### Task statement:
Without the images, output each record below as it stands.

---

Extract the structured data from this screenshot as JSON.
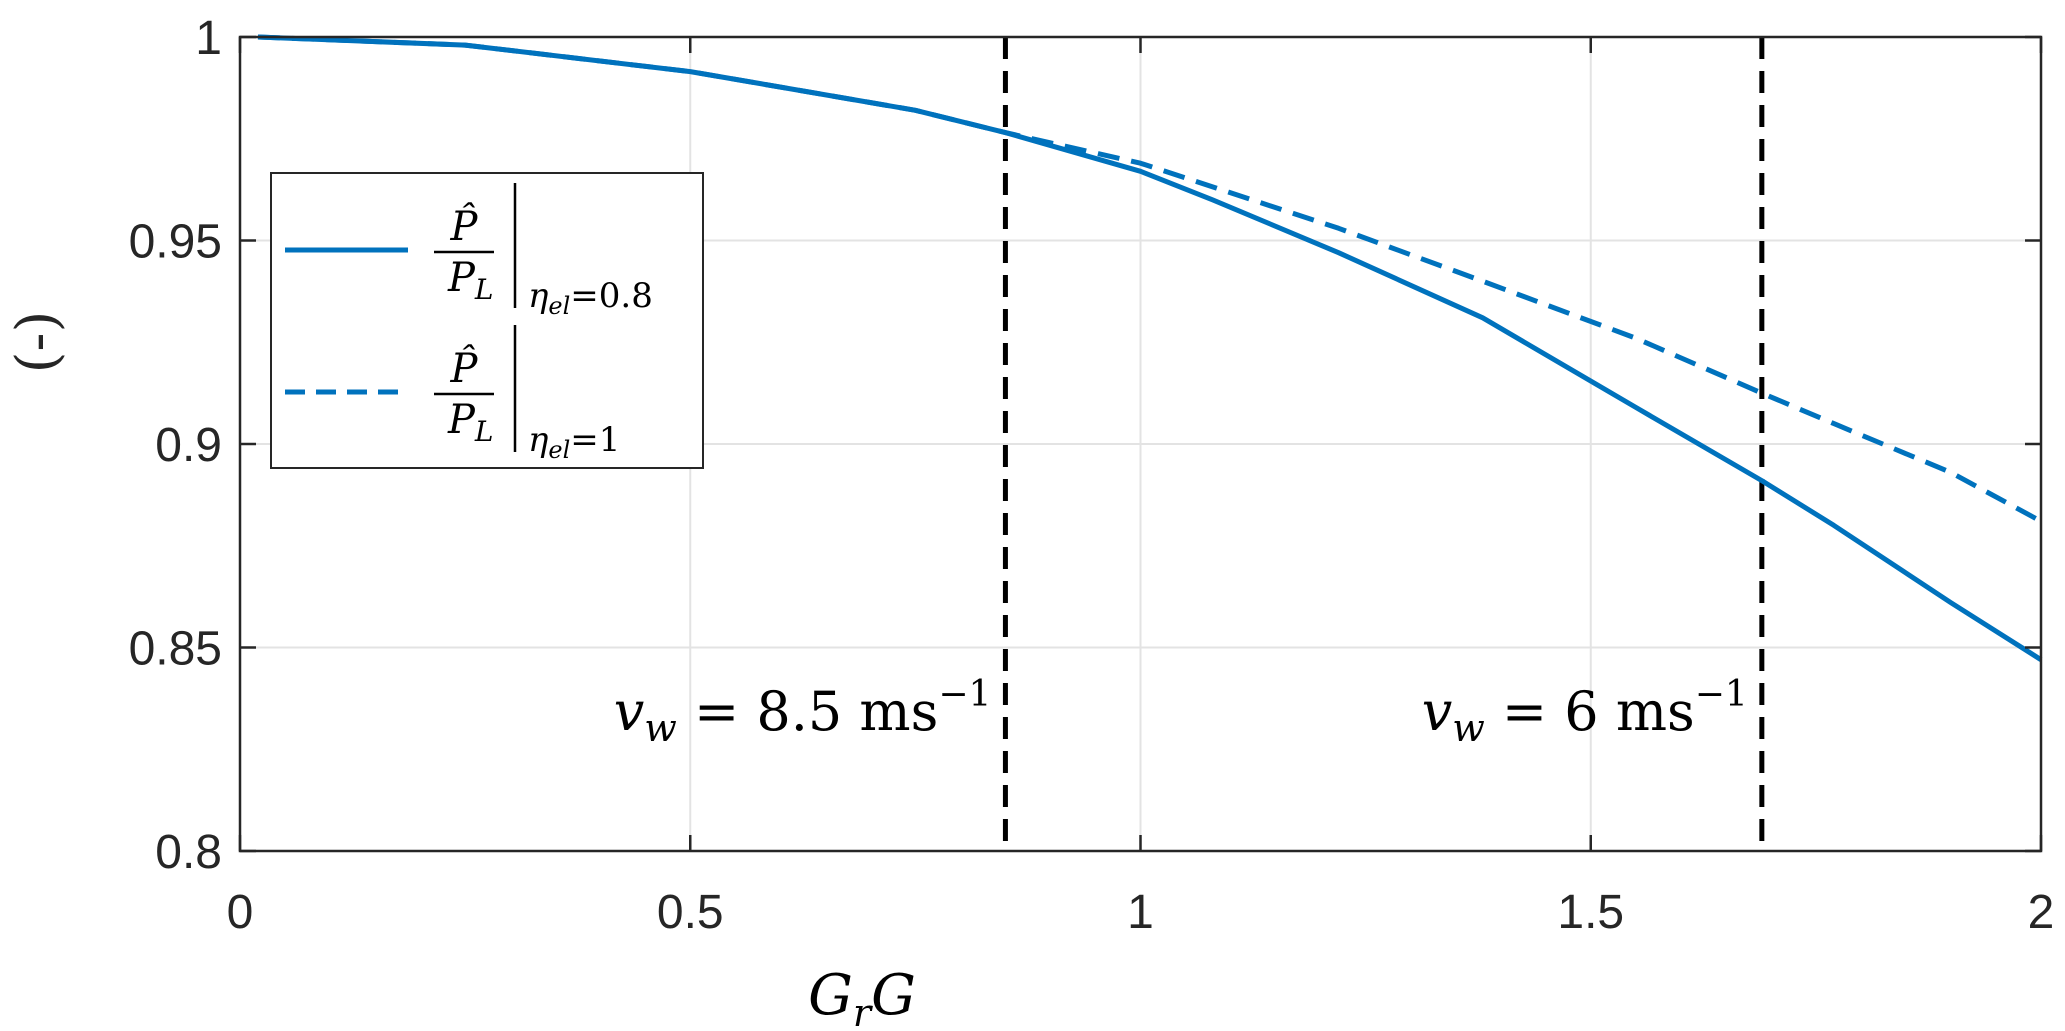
{
  "chart_data": {
    "type": "line",
    "xlabel": {
      "base": "G",
      "sub": "r",
      "tail": "G"
    },
    "ylabel": "(-)",
    "xlim": [
      0,
      2
    ],
    "ylim": [
      0.8,
      1
    ],
    "xticks": [
      0,
      0.5,
      1,
      1.5,
      2
    ],
    "xtick_labels": [
      "0",
      "0.5",
      "1",
      "1.5",
      "2"
    ],
    "yticks": [
      0.8,
      0.85,
      0.9,
      0.95,
      1
    ],
    "ytick_labels": [
      "0.8",
      "0.85",
      "0.9",
      "0.95",
      "1"
    ],
    "grid": true,
    "legend_position": "upper-left",
    "colors": {
      "series": "#0072BD",
      "vline": "#000000",
      "grid": "#e3e3e3",
      "axes": "#262626"
    },
    "series": [
      {
        "name": "Ĥ/P_L |η_el=0.8",
        "legend": {
          "num": "P̂",
          "den_base": "P",
          "den_sub": "L",
          "cond_base": "η",
          "cond_sub": "el",
          "cond_value": "=0.8"
        },
        "style": "solid",
        "x": [
          0.02,
          0.25,
          0.5,
          0.75,
          0.85,
          1.0,
          1.08,
          1.22,
          1.38,
          1.55,
          1.69,
          1.77,
          1.9,
          2.0
        ],
        "y": [
          1.0,
          0.998,
          0.9915,
          0.982,
          0.9765,
          0.967,
          0.96,
          0.947,
          0.931,
          0.909,
          0.891,
          0.88,
          0.861,
          0.847
        ]
      },
      {
        "name": "Ĥ/P_L |η_el=1",
        "legend": {
          "num": "P̂",
          "den_base": "P",
          "den_sub": "L",
          "cond_base": "η",
          "cond_sub": "el",
          "cond_value": "=1"
        },
        "style": "dashed",
        "x": [
          0.02,
          0.25,
          0.5,
          0.75,
          0.85,
          1.0,
          1.22,
          1.38,
          1.55,
          1.69,
          1.77,
          1.9,
          2.0
        ],
        "y": [
          1.0,
          0.998,
          0.9915,
          0.982,
          0.9765,
          0.969,
          0.953,
          0.94,
          0.926,
          0.9125,
          0.905,
          0.893,
          0.881
        ]
      }
    ],
    "vlines": [
      {
        "x": 0.85,
        "label": {
          "var": "v",
          "sub": "w",
          "eq": " = 8.5 ",
          "unit": "ms",
          "exp": "−1"
        }
      },
      {
        "x": 1.69,
        "label": {
          "var": "v",
          "sub": "w",
          "eq": " = 6 ",
          "unit": "ms",
          "exp": "−1"
        }
      }
    ]
  }
}
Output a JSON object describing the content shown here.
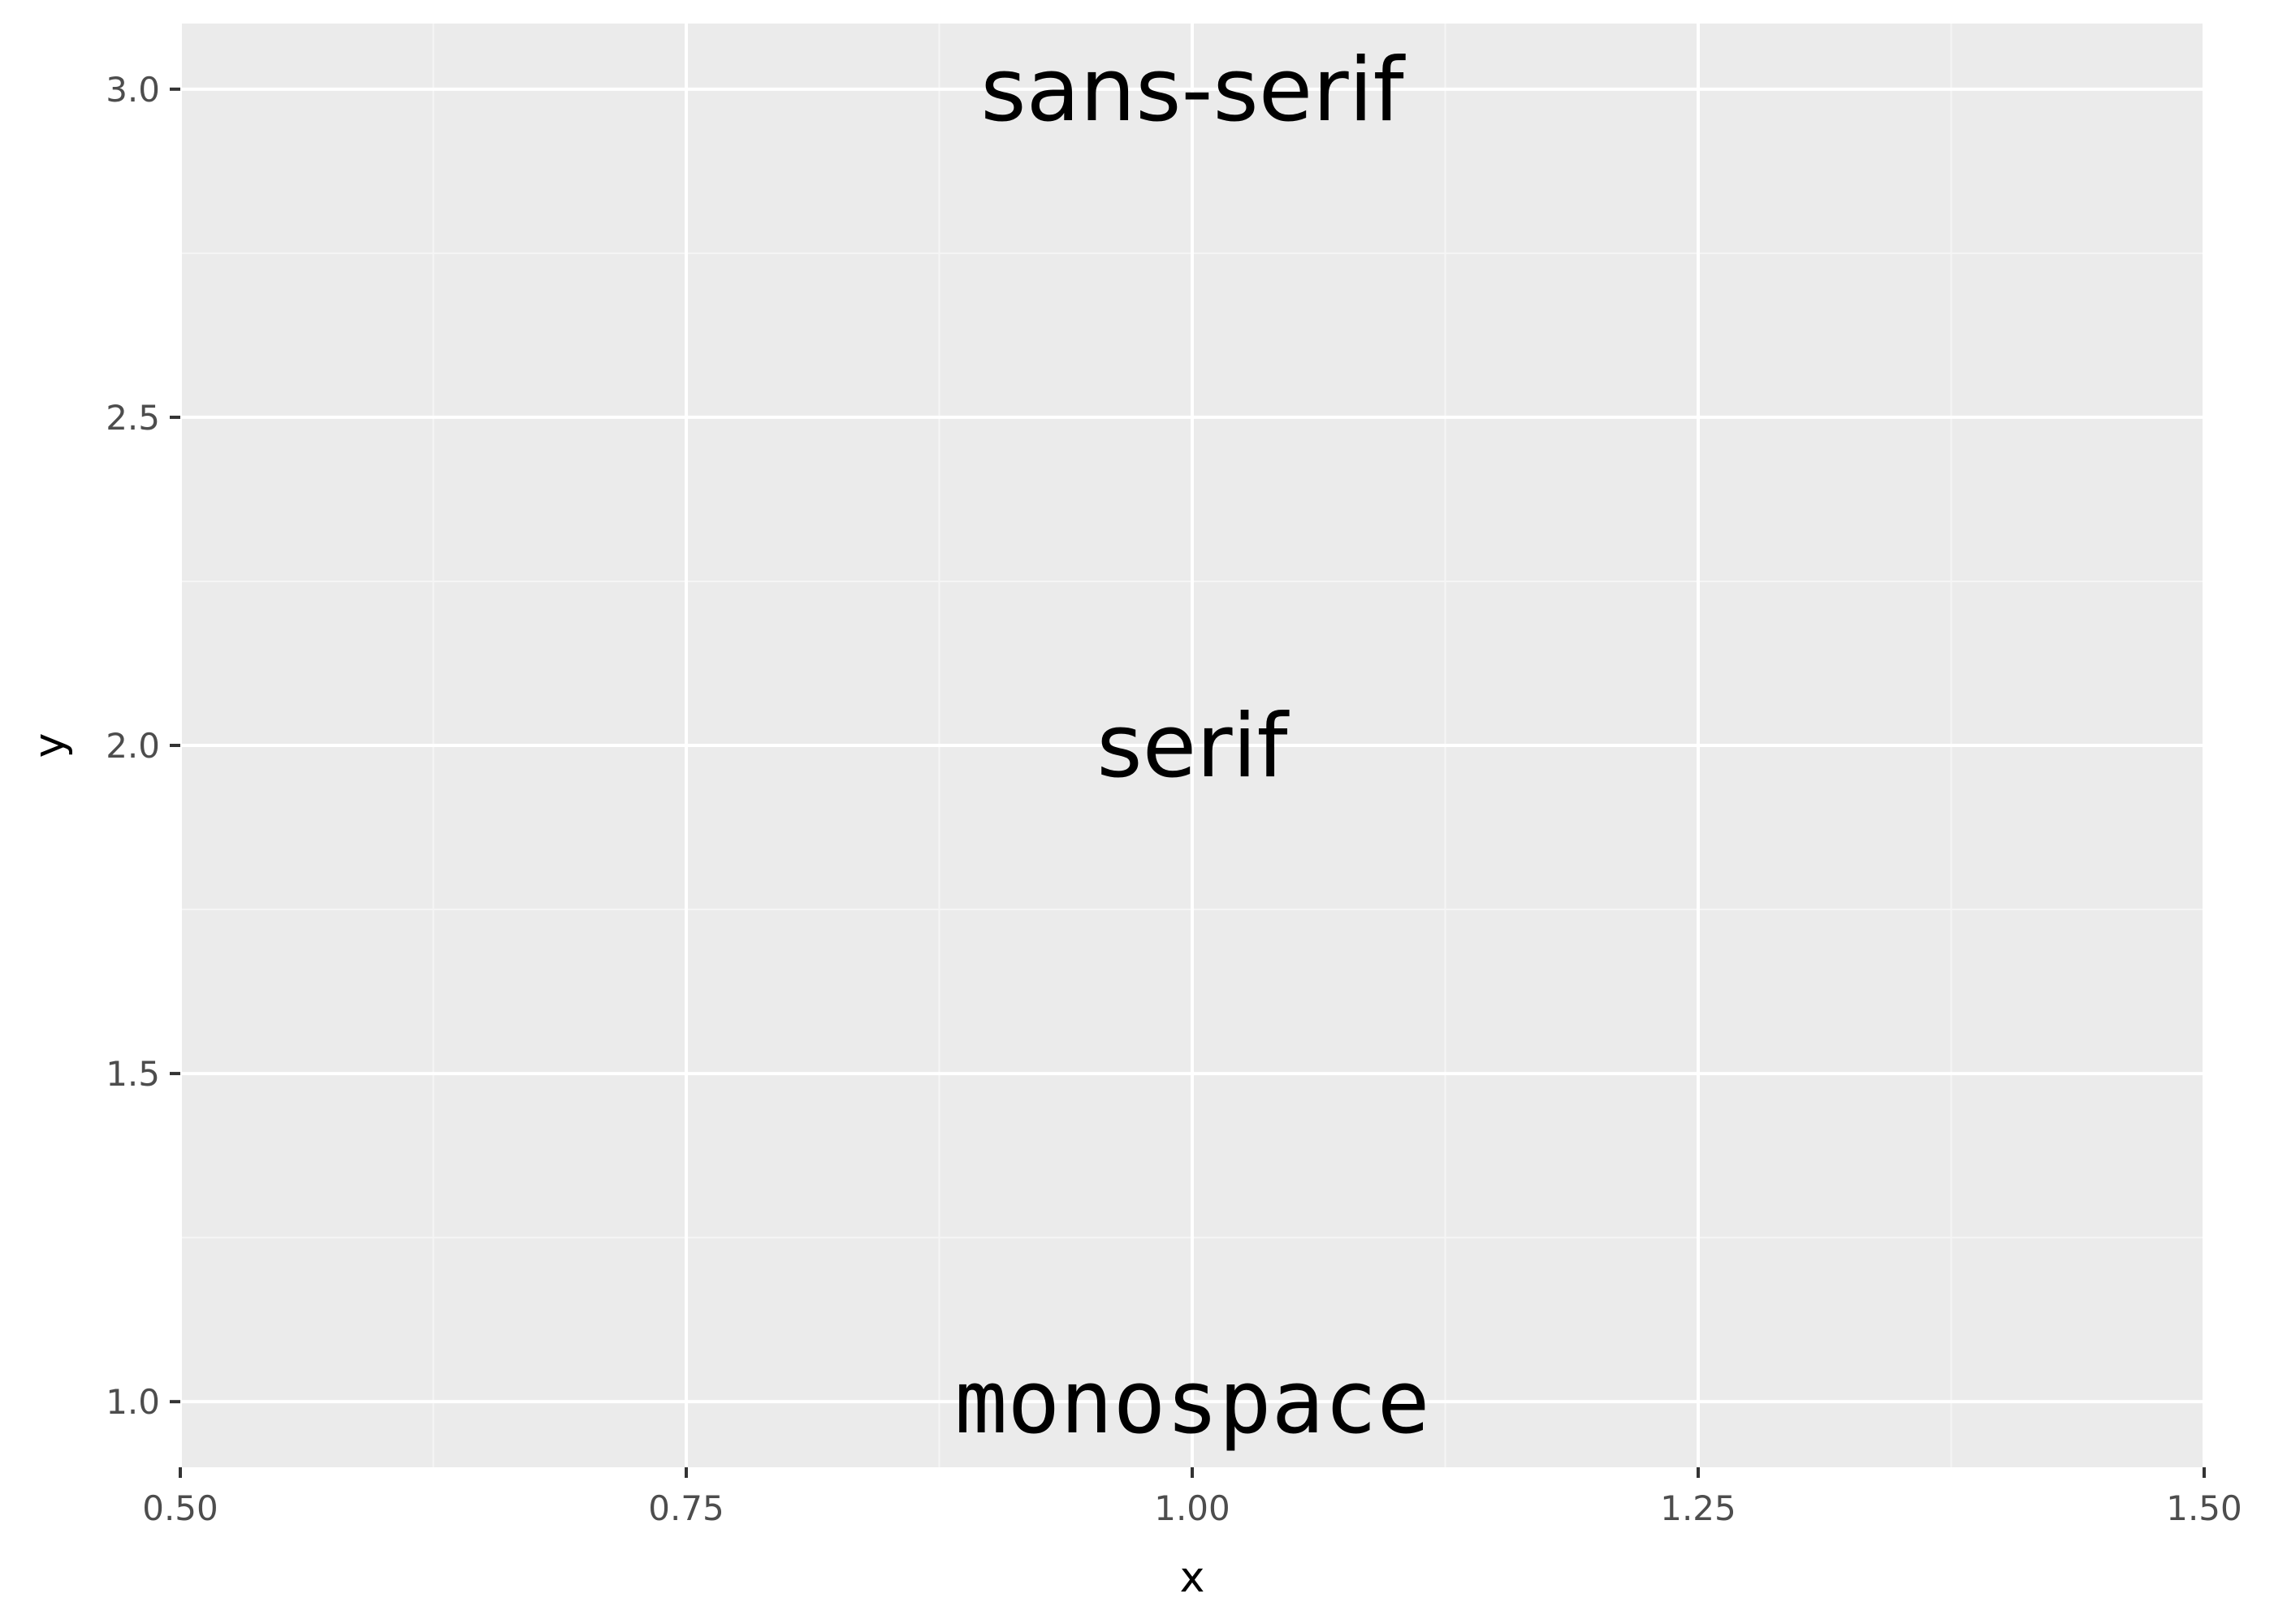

---

### Output for this task:
Extract the structured data from this screenshot as JSON.
{
  "chart_data": {
    "type": "line",
    "xlabel": {
      "base": "G",
      "sub": "r",
      "tail": "G"
    },
    "ylabel": "(-)",
    "xlim": [
      0,
      2
    ],
    "ylim": [
      0.8,
      1
    ],
    "xticks": [
      0,
      0.5,
      1,
      1.5,
      2
    ],
    "xtick_labels": [
      "0",
      "0.5",
      "1",
      "1.5",
      "2"
    ],
    "yticks": [
      0.8,
      0.85,
      0.9,
      0.95,
      1
    ],
    "ytick_labels": [
      "0.8",
      "0.85",
      "0.9",
      "0.95",
      "1"
    ],
    "grid": true,
    "legend_position": "upper-left",
    "colors": {
      "series": "#0072BD",
      "vline": "#000000",
      "grid": "#e3e3e3",
      "axes": "#262626"
    },
    "series": [
      {
        "name": "Ĥ/P_L |η_el=0.8",
        "legend": {
          "num": "P̂",
          "den_base": "P",
          "den_sub": "L",
          "cond_base": "η",
          "cond_sub": "el",
          "cond_value": "=0.8"
        },
        "style": "solid",
        "x": [
          0.02,
          0.25,
          0.5,
          0.75,
          0.85,
          1.0,
          1.08,
          1.22,
          1.38,
          1.55,
          1.69,
          1.77,
          1.9,
          2.0
        ],
        "y": [
          1.0,
          0.998,
          0.9915,
          0.982,
          0.9765,
          0.967,
          0.96,
          0.947,
          0.931,
          0.909,
          0.891,
          0.88,
          0.861,
          0.847
        ]
      },
      {
        "name": "Ĥ/P_L |η_el=1",
        "legend": {
          "num": "P̂",
          "den_base": "P",
          "den_sub": "L",
          "cond_base": "η",
          "cond_sub": "el",
          "cond_value": "=1"
        },
        "style": "dashed",
        "x": [
          0.02,
          0.25,
          0.5,
          0.75,
          0.85,
          1.0,
          1.22,
          1.38,
          1.55,
          1.69,
          1.77,
          1.9,
          2.0
        ],
        "y": [
          1.0,
          0.998,
          0.9915,
          0.982,
          0.9765,
          0.969,
          0.953,
          0.94,
          0.926,
          0.9125,
          0.905,
          0.893,
          0.881
        ]
      }
    ],
    "vlines": [
      {
        "x": 0.85,
        "label": {
          "var": "v",
          "sub": "w",
          "eq": " = 8.5 ",
          "unit": "ms",
          "exp": "−1"
        }
      },
      {
        "x": 1.69,
        "label": {
          "var": "v",
          "sub": "w",
          "eq": " = 6 ",
          "unit": "ms",
          "exp": "−1"
        }
      }
    ]
  }
}
Output a JSON object describing the content shown here.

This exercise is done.